» Task to complete
Report every line below that holds the word "color".

--

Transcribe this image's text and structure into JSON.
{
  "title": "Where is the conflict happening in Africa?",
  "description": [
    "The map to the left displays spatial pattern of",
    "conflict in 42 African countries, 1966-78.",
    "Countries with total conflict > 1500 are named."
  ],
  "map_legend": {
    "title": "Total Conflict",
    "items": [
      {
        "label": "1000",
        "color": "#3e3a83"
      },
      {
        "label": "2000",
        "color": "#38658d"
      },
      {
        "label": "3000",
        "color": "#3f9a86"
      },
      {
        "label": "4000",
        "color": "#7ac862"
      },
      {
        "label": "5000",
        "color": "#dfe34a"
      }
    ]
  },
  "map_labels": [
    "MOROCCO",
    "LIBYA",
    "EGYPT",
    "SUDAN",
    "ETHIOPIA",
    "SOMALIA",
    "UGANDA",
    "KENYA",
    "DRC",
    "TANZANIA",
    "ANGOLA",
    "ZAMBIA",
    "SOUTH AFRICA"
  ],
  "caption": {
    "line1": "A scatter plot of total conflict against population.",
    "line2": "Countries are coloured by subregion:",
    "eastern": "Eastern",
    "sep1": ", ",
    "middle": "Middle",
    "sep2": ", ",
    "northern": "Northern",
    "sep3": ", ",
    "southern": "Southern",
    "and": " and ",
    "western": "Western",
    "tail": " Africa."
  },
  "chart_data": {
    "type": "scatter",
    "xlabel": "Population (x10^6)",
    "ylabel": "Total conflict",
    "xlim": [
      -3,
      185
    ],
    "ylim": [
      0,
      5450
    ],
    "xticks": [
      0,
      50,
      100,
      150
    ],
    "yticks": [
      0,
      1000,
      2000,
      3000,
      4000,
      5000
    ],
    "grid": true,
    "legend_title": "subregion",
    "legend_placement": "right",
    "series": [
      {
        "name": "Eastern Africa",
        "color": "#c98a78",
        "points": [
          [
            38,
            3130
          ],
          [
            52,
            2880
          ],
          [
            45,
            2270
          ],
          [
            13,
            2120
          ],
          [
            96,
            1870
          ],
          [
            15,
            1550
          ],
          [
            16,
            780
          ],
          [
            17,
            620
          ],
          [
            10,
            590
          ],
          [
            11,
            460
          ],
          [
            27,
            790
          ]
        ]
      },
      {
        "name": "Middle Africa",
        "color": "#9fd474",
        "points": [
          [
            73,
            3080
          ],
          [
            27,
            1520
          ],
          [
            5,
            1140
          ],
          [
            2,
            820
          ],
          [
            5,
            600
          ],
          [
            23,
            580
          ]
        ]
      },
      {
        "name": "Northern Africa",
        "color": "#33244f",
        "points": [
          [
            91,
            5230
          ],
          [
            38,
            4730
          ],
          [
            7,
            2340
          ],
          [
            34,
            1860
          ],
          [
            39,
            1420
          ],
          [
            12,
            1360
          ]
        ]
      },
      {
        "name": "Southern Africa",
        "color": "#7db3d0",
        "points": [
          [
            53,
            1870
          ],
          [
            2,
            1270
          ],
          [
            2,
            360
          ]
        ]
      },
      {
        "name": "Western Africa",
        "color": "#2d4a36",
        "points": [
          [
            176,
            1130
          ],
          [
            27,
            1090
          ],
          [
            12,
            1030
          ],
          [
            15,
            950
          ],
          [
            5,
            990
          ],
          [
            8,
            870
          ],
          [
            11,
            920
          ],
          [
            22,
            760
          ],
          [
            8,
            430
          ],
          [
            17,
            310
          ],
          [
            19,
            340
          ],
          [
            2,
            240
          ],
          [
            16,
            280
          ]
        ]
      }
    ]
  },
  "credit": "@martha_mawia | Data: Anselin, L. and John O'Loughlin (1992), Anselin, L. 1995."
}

--

» Answer in full
        "color": "#3e3a83"
        "color": "#38658d"
        "color": "#3f9a86"
        "color": "#7ac862"
        "color": "#dfe34a"
        "color": "#c98a78",
        "color": "#9fd474",
        "color": "#33244f",
        "color": "#7db3d0",
        "color": "#2d4a36",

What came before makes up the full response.